***** GIVEN INFORMATION *****

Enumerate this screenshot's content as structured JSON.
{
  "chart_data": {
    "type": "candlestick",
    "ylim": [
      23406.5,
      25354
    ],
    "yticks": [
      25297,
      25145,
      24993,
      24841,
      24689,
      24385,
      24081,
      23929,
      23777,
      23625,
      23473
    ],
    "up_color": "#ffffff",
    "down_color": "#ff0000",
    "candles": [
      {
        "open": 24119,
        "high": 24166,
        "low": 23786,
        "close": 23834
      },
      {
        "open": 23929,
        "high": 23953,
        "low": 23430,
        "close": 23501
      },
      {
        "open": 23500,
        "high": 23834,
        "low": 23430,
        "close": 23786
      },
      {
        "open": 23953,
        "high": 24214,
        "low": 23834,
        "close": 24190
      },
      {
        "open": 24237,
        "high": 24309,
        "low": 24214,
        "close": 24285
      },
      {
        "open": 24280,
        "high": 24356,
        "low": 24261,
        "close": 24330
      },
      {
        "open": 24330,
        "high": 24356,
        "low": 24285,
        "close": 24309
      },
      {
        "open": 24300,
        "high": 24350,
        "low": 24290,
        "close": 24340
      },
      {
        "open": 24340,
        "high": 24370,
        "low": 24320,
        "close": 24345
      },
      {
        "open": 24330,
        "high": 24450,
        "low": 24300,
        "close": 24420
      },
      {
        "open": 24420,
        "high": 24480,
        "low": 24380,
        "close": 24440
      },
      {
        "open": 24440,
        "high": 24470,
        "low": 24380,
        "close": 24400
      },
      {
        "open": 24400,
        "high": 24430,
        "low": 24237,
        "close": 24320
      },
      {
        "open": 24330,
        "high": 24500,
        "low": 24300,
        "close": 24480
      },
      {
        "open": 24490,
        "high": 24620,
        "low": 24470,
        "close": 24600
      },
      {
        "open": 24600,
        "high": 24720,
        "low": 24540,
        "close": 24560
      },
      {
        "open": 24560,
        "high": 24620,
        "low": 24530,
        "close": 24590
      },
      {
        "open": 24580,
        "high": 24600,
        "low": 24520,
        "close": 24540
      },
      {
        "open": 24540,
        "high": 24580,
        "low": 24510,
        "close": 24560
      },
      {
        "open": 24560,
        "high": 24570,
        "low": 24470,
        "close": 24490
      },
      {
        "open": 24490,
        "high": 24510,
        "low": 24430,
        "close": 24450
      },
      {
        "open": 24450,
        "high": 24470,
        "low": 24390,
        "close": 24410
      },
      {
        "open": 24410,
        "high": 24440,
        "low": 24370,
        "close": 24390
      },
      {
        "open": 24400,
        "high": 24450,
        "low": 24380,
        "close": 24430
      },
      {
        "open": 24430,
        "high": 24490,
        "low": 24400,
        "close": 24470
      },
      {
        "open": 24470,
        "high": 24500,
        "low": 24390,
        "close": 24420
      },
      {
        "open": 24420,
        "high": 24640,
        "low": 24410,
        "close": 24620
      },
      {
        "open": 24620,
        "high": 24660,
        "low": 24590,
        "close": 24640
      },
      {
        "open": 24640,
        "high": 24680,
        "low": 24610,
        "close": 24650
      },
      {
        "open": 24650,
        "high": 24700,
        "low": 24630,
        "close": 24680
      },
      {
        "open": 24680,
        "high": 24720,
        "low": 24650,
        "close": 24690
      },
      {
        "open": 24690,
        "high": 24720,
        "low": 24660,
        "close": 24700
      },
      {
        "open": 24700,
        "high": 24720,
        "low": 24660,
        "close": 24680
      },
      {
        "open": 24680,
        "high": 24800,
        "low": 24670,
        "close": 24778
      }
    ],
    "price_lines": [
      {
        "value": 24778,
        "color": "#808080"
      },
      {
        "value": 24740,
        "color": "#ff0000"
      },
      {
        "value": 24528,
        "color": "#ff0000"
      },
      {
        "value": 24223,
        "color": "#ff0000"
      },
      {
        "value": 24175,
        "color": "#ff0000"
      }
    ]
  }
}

*****

■ **WHAT YOU ARE ASKED TO DO**
Word for word, write out all of the data above.

■ **RIGHT ANSWER**
Enumerate this screenshot's content as structured JSON.
{
  "chart_data": {
    "type": "candlestick",
    "ylim": [
      23406.5,
      25354
    ],
    "yticks": [
      25297,
      25145,
      24993,
      24841,
      24689,
      24385,
      24081,
      23929,
      23777,
      23625,
      23473
    ],
    "up_color": "#ffffff",
    "down_color": "#ff0000",
    "candles": [
      {
        "open": 24119,
        "high": 24166,
        "low": 23786,
        "close": 23834
      },
      {
        "open": 23929,
        "high": 23953,
        "low": 23430,
        "close": 23501
      },
      {
        "open": 23500,
        "high": 23834,
        "low": 23430,
        "close": 23786
      },
      {
        "open": 23953,
        "high": 24214,
        "low": 23834,
        "close": 24190
      },
      {
        "open": 24237,
        "high": 24309,
        "low": 24214,
        "close": 24285
      },
      {
        "open": 24280,
        "high": 24356,
        "low": 24261,
        "close": 24330
      },
      {
        "open": 24330,
        "high": 24356,
        "low": 24285,
        "close": 24309
      },
      {
        "open": 24300,
        "high": 24350,
        "low": 24290,
        "close": 24340
      },
      {
        "open": 24340,
        "high": 24370,
        "low": 24320,
        "close": 24345
      },
      {
        "open": 24330,
        "high": 24450,
        "low": 24300,
        "close": 24420
      },
      {
        "open": 24420,
        "high": 24480,
        "low": 24380,
        "close": 24440
      },
      {
        "open": 24440,
        "high": 24470,
        "low": 24380,
        "close": 24400
      },
      {
        "open": 24400,
        "high": 24430,
        "low": 24237,
        "close": 24320
      },
      {
        "open": 24330,
        "high": 24500,
        "low": 24300,
        "close": 24480
      },
      {
        "open": 24490,
        "high": 24620,
        "low": 24470,
        "close": 24600
      },
      {
        "open": 24600,
        "high": 24720,
        "low": 24540,
        "close": 24560
      },
      {
        "open": 24560,
        "high": 24620,
        "low": 24530,
        "close": 24590
      },
      {
        "open": 24580,
        "high": 24600,
        "low": 24520,
        "close": 24540
      },
      {
        "open": 24540,
        "high": 24580,
        "low": 24510,
        "close": 24560
      },
      {
        "open": 24560,
        "high": 24570,
        "low": 24470,
        "close": 24490
      },
      {
        "open": 24490,
        "high": 24510,
        "low": 24430,
        "close": 24450
      },
      {
        "open": 24450,
        "high": 24470,
        "low": 24390,
        "close": 24410
      },
      {
        "open": 24410,
        "high": 24440,
        "low": 24370,
        "close": 24390
      },
      {
        "open": 24400,
        "high": 24450,
        "low": 24380,
        "close": 24430
      },
      {
        "open": 24430,
        "high": 24490,
        "low": 24400,
        "close": 24470
      },
      {
        "open": 24470,
        "high": 24500,
        "low": 24390,
        "close": 24420
      },
      {
        "open": 24420,
        "high": 24640,
        "low": 24410,
        "close": 24620
      },
      {
        "open": 24620,
        "high": 24660,
        "low": 24590,
        "close": 24640
      },
      {
        "open": 24640,
        "high": 24680,
        "low": 24610,
        "close": 24650
      },
      {
        "open": 24650,
        "high": 24700,
        "low": 24630,
        "close": 24680
      },
      {
        "open": 24680,
        "high": 24720,
        "low": 24650,
        "close": 24690
      },
      {
        "open": 24690,
        "high": 24720,
        "low": 24660,
        "close": 24700
      },
      {
        "open": 24700,
        "high": 24720,
        "low": 24660,
        "close": 24680
      },
      {
        "open": 24680,
        "high": 24800,
        "low": 24670,
        "close": 24778
      }
    ],
    "price_lines": [
      {
        "value": 24778,
        "color": "#808080"
      },
      {
        "value": 24740,
        "color": "#ff0000"
      },
      {
        "value": 24528,
        "color": "#ff0000"
      },
      {
        "value": 24223,
        "color": "#ff0000"
      },
      {
        "value": 24175,
        "color": "#ff0000"
      }
    ]
  }
}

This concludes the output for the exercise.